→ **文書本文**:
------------

強度行動障害者支援のための指導的人材養成プログラムの開発および地域支援体制の構築のための研究

文献情報

文献番号
202417029A
報告書区分
総括
研究課題名
強度行動障害者支援のための指導的人材養成プログラムの開発および地域支援体制の構築のための研究
研究課題名(英字)
-
課題番号
22GC1015
研究年度
令和6(2024)年度
研究代表者(所属機関)
日詰 正文(独立行政法人 国立重度知的障害者総合施設のぞみの園 総務企画局研究部)
研究分担者(所属機関)
  • 安達 潤(北海道大学大学院教育学研究院)
  • 井上 雅彦(鳥取大学 大学院医学系研究科)
  • 會田 千重(国立病院機構 肥前精神医療センター 統括診療部)
研究区分
厚生労働科学研究費補助金 疾病・障害対策研究分野 障害者政策総合研究
研究開始年度
令和4(2022)年度
研究終了予定年度
令和6(2024)年度
研究費
12,150,000円
研究者交替、所属機関変更
-

研究報告書(概要版)

研究目的
3年計画の3年目である令和6(2024)年度は、中核的人材養成研修を全都道府県対象に実施し、広域的支援人材(指導的人材)の育成にとって効果的な運営方法、研修内容となっているのか、広域的支援人材に必要な研修内容や地域の体制整備は何か等について明らかにすることを目的とした。
研究方法
令和6(2024)年度は大きく以下4つの調査研究を行った。
① 広域的支援人材の養成を見据えた中核的人材養成研修プログラムの作成に関する研究将来的な広域的支援人材を、中核的人材養成研修のサブ・トレーナーとして位置づけ、強度行動障害者支援のコンサルテーション経験が豊富なトレーナーの助言方法等をOJTの形で学ぶ形式とした運営方法が、サブ・トレーナーや受講者等にどのような効果をもたらしたかを把握するため、複数尺度を用いた研修前後の変化の比較およびアンケート調査、関係団体へのヒアリングを行った。
② 広域的支援人材の研修ニーズに関する研究
将来的な広域的支援人材が、どのような研修を必要とするのかを把握するため、都道府県で広域的支援人材の活動が想定される者に対して参加者、過去に受けたトレーニング内容などのアンケート調査を行った。
③ 地域支援体制の整備に関する研究
広域的支援人材が、活動する際の地域の体制整備状況を把握するため、都道府県と政令指定都市67自治体へ、強度行動障害の状態にある人の受け入れ事業所数、関係団体等との連携状況、自治体事業や研修の実施状況などに関するアンケートを行った。

------------

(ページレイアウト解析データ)
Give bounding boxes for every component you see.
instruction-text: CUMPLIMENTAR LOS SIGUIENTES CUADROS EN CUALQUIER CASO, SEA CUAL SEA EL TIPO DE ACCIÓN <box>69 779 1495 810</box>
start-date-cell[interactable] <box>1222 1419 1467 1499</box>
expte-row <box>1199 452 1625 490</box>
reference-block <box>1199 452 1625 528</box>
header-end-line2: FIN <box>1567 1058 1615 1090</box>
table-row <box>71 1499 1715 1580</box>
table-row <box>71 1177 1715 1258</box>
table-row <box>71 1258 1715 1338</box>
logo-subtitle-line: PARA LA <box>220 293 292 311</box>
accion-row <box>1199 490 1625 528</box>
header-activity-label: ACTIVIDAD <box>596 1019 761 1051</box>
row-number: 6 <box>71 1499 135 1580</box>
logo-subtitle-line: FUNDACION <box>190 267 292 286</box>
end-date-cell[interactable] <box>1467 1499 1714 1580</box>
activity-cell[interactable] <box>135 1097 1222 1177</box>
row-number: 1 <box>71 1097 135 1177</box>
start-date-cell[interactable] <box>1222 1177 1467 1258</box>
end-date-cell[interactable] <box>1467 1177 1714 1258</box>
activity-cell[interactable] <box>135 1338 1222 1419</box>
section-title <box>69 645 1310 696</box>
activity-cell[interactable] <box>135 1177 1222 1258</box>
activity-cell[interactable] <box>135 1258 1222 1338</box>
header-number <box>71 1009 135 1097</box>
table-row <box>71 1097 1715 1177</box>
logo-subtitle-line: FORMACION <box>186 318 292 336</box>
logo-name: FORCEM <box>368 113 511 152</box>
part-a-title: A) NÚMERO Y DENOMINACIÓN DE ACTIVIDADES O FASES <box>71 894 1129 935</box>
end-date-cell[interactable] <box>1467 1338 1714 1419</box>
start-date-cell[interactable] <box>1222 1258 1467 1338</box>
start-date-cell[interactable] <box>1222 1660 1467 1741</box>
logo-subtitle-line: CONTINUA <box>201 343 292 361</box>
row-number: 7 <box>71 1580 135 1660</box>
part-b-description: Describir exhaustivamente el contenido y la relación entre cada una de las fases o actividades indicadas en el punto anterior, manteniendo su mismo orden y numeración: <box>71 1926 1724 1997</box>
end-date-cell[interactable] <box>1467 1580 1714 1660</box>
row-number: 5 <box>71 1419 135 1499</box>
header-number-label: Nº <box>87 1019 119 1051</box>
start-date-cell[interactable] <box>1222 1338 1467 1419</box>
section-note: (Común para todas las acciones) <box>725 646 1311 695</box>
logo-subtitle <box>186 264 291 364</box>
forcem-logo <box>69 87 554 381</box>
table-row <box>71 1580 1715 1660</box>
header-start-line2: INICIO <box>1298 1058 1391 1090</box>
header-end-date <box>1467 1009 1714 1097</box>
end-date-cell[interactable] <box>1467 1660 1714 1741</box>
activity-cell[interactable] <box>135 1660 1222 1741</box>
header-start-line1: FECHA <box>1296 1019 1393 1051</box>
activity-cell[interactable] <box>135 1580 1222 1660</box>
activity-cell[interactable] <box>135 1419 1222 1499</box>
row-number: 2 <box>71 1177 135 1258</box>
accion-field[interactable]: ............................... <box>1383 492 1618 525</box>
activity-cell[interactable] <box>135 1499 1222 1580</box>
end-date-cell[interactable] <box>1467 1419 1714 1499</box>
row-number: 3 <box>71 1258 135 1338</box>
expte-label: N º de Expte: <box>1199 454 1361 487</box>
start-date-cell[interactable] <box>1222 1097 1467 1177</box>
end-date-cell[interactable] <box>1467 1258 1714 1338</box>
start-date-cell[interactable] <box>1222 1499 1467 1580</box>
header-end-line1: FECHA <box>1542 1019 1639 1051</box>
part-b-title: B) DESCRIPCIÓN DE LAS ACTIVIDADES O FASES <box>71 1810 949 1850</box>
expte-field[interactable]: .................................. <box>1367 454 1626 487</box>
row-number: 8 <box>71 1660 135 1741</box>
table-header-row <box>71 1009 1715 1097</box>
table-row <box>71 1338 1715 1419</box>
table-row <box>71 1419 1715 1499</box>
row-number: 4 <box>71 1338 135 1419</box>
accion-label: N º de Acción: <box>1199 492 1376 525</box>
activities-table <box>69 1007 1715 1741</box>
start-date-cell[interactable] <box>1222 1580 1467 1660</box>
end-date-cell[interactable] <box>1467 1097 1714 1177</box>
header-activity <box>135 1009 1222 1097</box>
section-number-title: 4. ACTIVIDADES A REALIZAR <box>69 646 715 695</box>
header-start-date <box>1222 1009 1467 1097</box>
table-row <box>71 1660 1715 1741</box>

------------

強度行動障害者支援の研究報告に記載された研究分担者全員を、氏名と所属機関を添えて挙げなさい。 エントリはこの課題には一切関係しない。

・安達 潤(北海道大学大学院教育学研究院)
・井上 雅彦(鳥取大学 大学院医学系研究科)
・會田 千重(国立病院機構 肥前精神医療センター 統括診療部)